▸ Job: Transcribe word for word each line from the one containing "Decode this image" to the final line of the data, both included. Skip the pictures.

▸ Records shown:
■ ■ ■ ■ ■ ■ ■

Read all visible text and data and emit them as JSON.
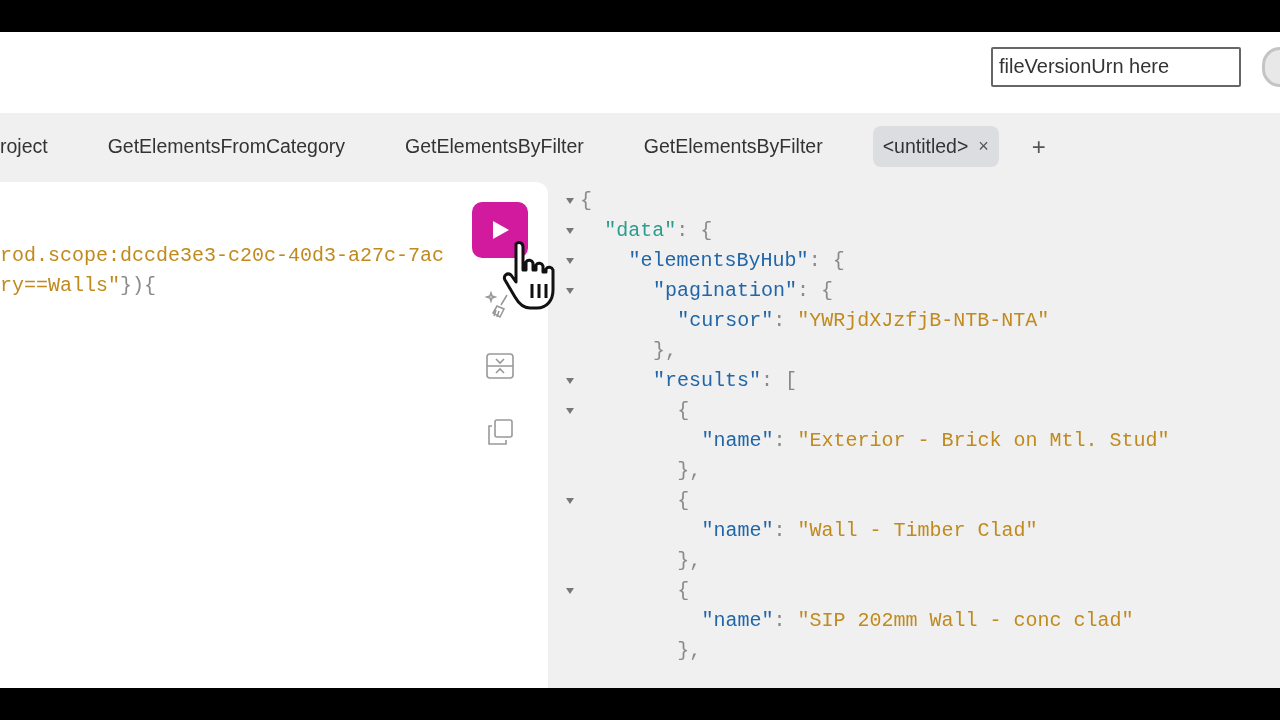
{
  "header": {
    "urn_field": {
      "placeholder": "fileVersionUrn here"
    }
  },
  "tabs": [
    {
      "label": "roject",
      "selected": false
    },
    {
      "label": "GetElementsFromCategory",
      "selected": false
    },
    {
      "label": "GetElementsByFilter",
      "selected": false
    },
    {
      "label": "GetElementsByFilter",
      "selected": false
    },
    {
      "label": "<untitled>",
      "selected": true,
      "close": "×"
    }
  ],
  "new_tab": "+",
  "editor": {
    "lines": [
      [
        {
          "kind": "string",
          "text": "rod.scope:dccde3e3-c20c-40d3-a27c-7ac"
        }
      ],
      [
        {
          "kind": "string",
          "text": "ry==Walls\""
        },
        {
          "kind": "punct",
          "text": "}){"
        }
      ]
    ]
  },
  "result": {
    "separator": ": ",
    "root": {
      "open": "{",
      "expanded": true,
      "children": [
        {
          "key": "\"data\"",
          "open": "{",
          "expanded": true,
          "children": [
            {
              "key": "\"elementsByHub\"",
              "open": "{",
              "expanded": true,
              "children": [
                {
                  "key": "\"pagination\"",
                  "open": "{",
                  "expanded": true,
                  "close": "},",
                  "children": [
                    {
                      "key": "\"cursor\"",
                      "value": "\"YWRjdXJzfjB-NTB-NTA\""
                    }
                  ]
                },
                {
                  "key": "\"results\"",
                  "open": "[",
                  "expanded": true,
                  "children": [
                    {
                      "open": "{",
                      "expanded": true,
                      "close": "},",
                      "children": [
                        {
                          "key": "\"name\"",
                          "value": "\"Exterior - Brick on Mtl. Stud\""
                        }
                      ]
                    },
                    {
                      "open": "{",
                      "expanded": true,
                      "close": "},",
                      "children": [
                        {
                          "key": "\"name\"",
                          "value": "\"Wall - Timber Clad\""
                        }
                      ]
                    },
                    {
                      "open": "{",
                      "expanded": true,
                      "close": "},",
                      "children": [
                        {
                          "key": "\"name\"",
                          "value": "\"SIP 202mm Wall - conc clad\""
                        }
                      ]
                    }
                  ]
                }
              ]
            }
          ]
        }
      ]
    }
  }
}
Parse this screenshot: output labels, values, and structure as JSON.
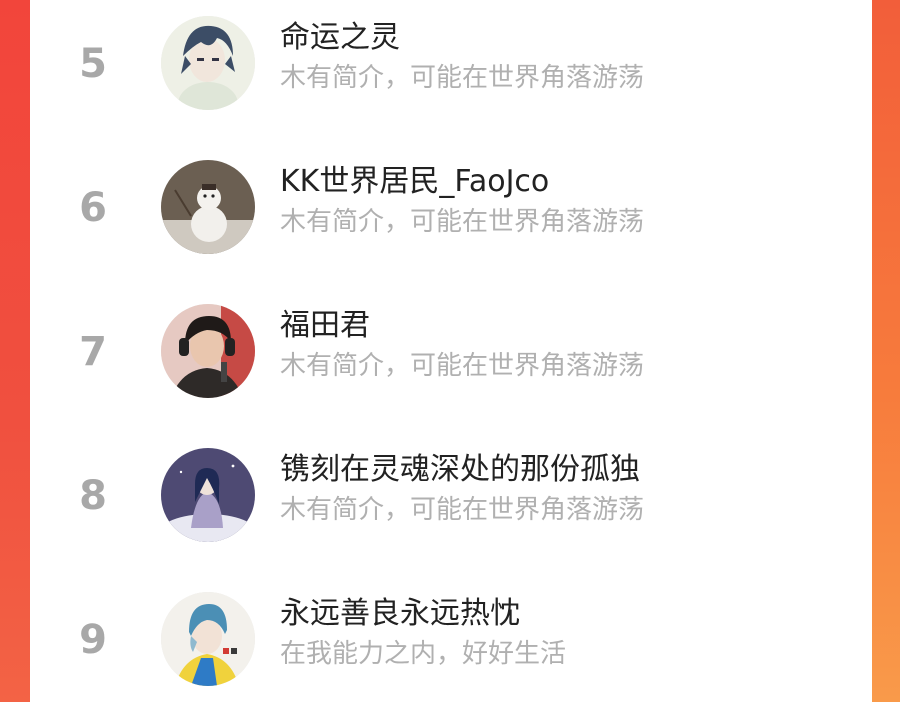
{
  "ranking": {
    "items": [
      {
        "rank": "5",
        "name": "命运之灵",
        "bio": "木有简介，可能在世界角落游荡",
        "avatar": "anime-boy-avatar"
      },
      {
        "rank": "6",
        "name": "KK世界居民_FaoJco",
        "bio": "木有简介，可能在世界角落游荡",
        "avatar": "snowman-avatar"
      },
      {
        "rank": "7",
        "name": "福田君",
        "bio": "木有简介，可能在世界角落游荡",
        "avatar": "boy-headphones-avatar"
      },
      {
        "rank": "8",
        "name": "镌刻在灵魂深处的那份孤独",
        "bio": "木有简介，可能在世界角落游荡",
        "avatar": "girl-night-avatar"
      },
      {
        "rank": "9",
        "name": "永远善良永远热忱",
        "bio": "在我能力之内，好好生活",
        "avatar": "beanie-boy-avatar"
      }
    ]
  }
}
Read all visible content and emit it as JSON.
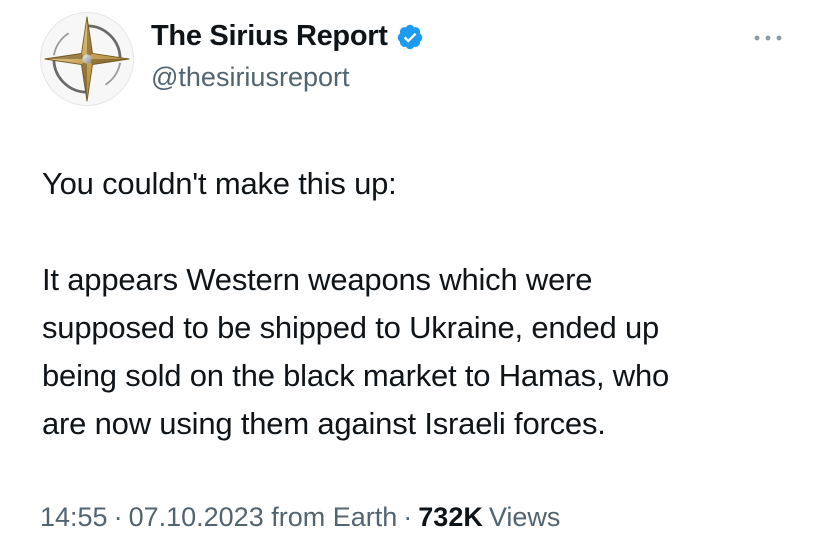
{
  "author": {
    "display_name": "The Sirius Report",
    "handle": "@thesiriusreport",
    "verified": true,
    "avatar_icon": "compass-star-logo-icon",
    "verified_color": "#1d9bf0"
  },
  "tweet": {
    "lines_para1": [
      "You couldn't make this up:"
    ],
    "lines_para2": [
      "It appears Western weapons which were",
      "supposed to be shipped to Ukraine, ended up",
      "being sold on the black market to Hamas, who",
      "are now using them against Israeli forces."
    ]
  },
  "meta": {
    "time": "14:55",
    "date": "07.10.2023",
    "source": "from Earth",
    "separator": "·",
    "views_count": "732K",
    "views_label": "Views"
  },
  "more_icon": "more-horizontal-icon"
}
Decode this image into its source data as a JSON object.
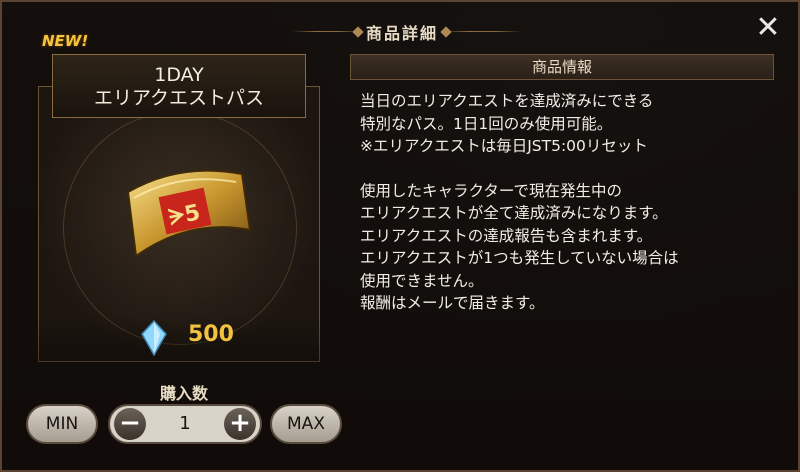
{
  "modal": {
    "title": "商品詳細",
    "close_label": "✕"
  },
  "item": {
    "new_badge": "NEW!",
    "name_line1": "1DAY",
    "name_line2": "エリアクエストパス",
    "icon": "area-quest-pass-ticket-icon",
    "currency_icon": "crystal-icon",
    "price": "500"
  },
  "purchase": {
    "quantity_label": "購入数",
    "min_label": "MIN",
    "max_label": "MAX",
    "decrement_label": "−",
    "increment_label": "+",
    "quantity": "1"
  },
  "info": {
    "header": "商品情報",
    "lines_a": [
      "当日のエリアクエストを達成済みにできる",
      "特別なパス。1日1回のみ使用可能。",
      "※エリアクエストは毎日JST5:00リセット"
    ],
    "lines_b": [
      "使用したキャラクターで現在発生中の",
      "エリアクエストが全て達成済みになります。",
      "エリアクエストの達成報告も含まれます。",
      "エリアクエストが1つも発生していない場合は",
      "使用できません。",
      "報酬はメールで届きます。"
    ]
  },
  "colors": {
    "accent_gold": "#f2c240",
    "frame_brown": "#6d5434"
  }
}
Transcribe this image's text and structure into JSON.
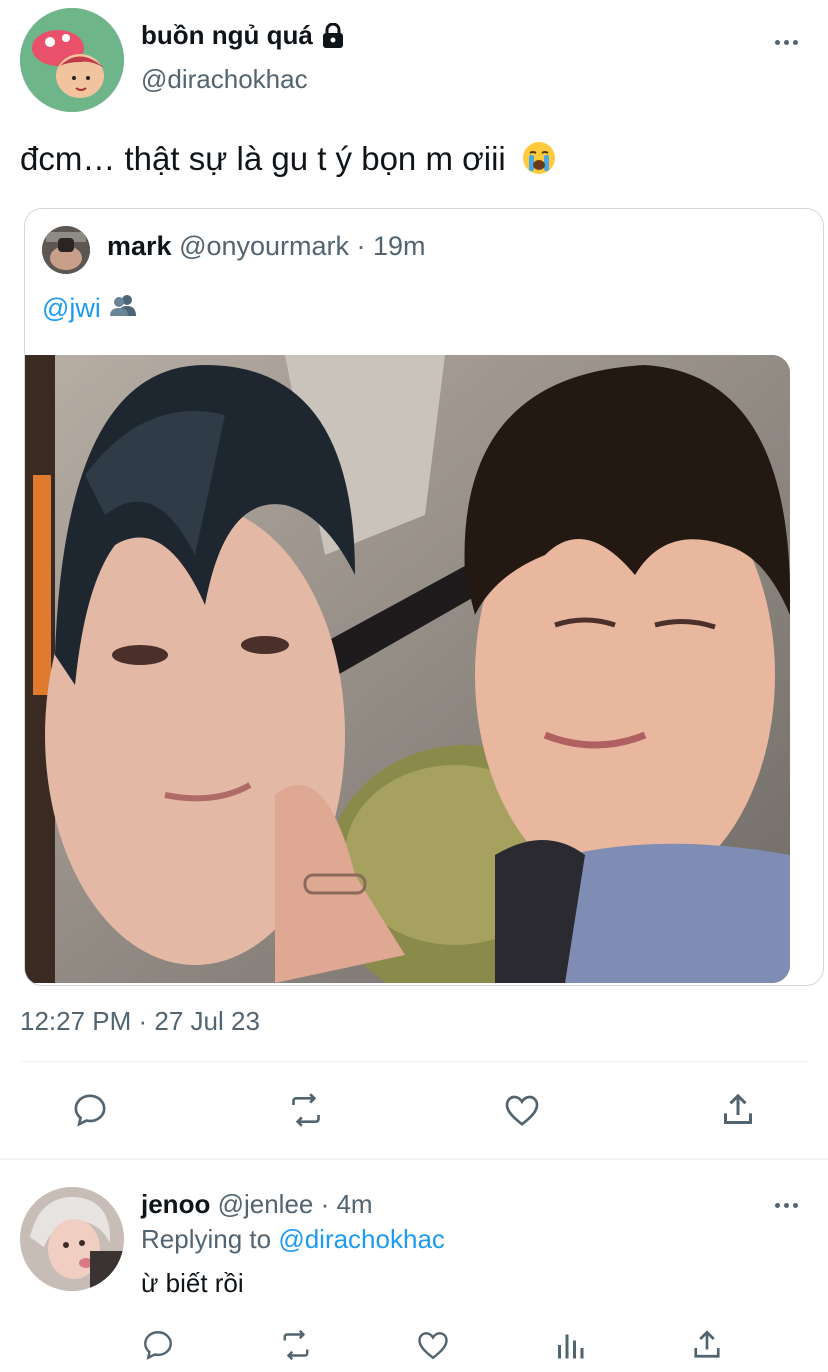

■ ■ ■ ■ ■ ■ ■

▸ Task response:
Decode this image into its source data as a JSON object.
{
  "modal": {
    "title": "商品詳細",
    "close_label": "✕"
  },
  "item": {
    "new_badge": "NEW!",
    "name_line1": "1DAY",
    "name_line2": "エリアクエストパス",
    "icon": "area-quest-pass-ticket-icon",
    "currency_icon": "crystal-icon",
    "price": "500"
  },
  "purchase": {
    "quantity_label": "購入数",
    "min_label": "MIN",
    "max_label": "MAX",
    "decrement_label": "−",
    "increment_label": "+",
    "quantity": "1"
  },
  "info": {
    "header": "商品情報",
    "lines_a": [
      "当日のエリアクエストを達成済みにできる",
      "特別なパス。1日1回のみ使用可能。",
      "※エリアクエストは毎日JST5:00リセット"
    ],
    "lines_b": [
      "使用したキャラクターで現在発生中の",
      "エリアクエストが全て達成済みになります。",
      "エリアクエストの達成報告も含まれます。",
      "エリアクエストが1つも発生していない場合は",
      "使用できません。",
      "報酬はメールで届きます。"
    ]
  },
  "colors": {
    "accent_gold": "#f2c240",
    "frame_brown": "#6d5434"
  }
}
Transcribe this image's text and structure into JSON.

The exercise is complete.